| Aim of the task |
Copy the data below exactly.

| Available records |
◇ ◇ ◇ ◇ ◇

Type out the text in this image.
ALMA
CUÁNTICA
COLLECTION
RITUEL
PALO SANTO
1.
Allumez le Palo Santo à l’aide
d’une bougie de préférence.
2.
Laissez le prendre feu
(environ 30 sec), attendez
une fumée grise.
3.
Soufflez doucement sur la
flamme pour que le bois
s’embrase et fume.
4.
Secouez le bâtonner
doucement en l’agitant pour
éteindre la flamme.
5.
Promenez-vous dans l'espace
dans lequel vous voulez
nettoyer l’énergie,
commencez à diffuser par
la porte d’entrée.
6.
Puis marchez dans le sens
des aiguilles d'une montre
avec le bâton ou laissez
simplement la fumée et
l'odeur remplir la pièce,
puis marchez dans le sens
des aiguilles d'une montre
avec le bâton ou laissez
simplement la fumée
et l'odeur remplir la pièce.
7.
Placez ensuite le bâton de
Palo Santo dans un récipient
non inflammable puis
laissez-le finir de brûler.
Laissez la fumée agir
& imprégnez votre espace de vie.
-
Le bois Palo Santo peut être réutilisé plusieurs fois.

◇ ◇ ◇ ◇ ◇

| Written solution |
Type out the text in this image.
ALMA
CUÁNTICA
COLLECTION
RITUEL
PALO SANTO
1.
Allumez le Palo Santo à l’aide
d’une bougie de préférence.
2.
Laissez le prendre feu
(environ 30 sec), attendez
une fumée grise.
3.
Soufflez doucement sur la
flamme pour que le bois
s’embrase et fume.
4.
Secouez le bâtonner
doucement en l’agitant pour
éteindre la flamme.
5.
Promenez-vous dans l'espace
dans lequel vous voulez
nettoyer l’énergie,
commencez à diffuser par
la porte d’entrée.
6.
Puis marchez dans le sens
des aiguilles d'une montre
avec le bâton ou laissez
simplement la fumée et
l'odeur remplir la pièce,
puis marchez dans le sens
des aiguilles d'une montre
avec le bâton ou laissez
simplement la fumée
et l'odeur remplir la pièce.
7.
Placez ensuite le bâton de
Palo Santo dans un récipient
non inflammable puis
laissez-le finir de brûler.
Laissez la fumée agir
& imprégnez votre espace de vie.
-
Le bois Palo Santo peut être réutilisé plusieurs fois.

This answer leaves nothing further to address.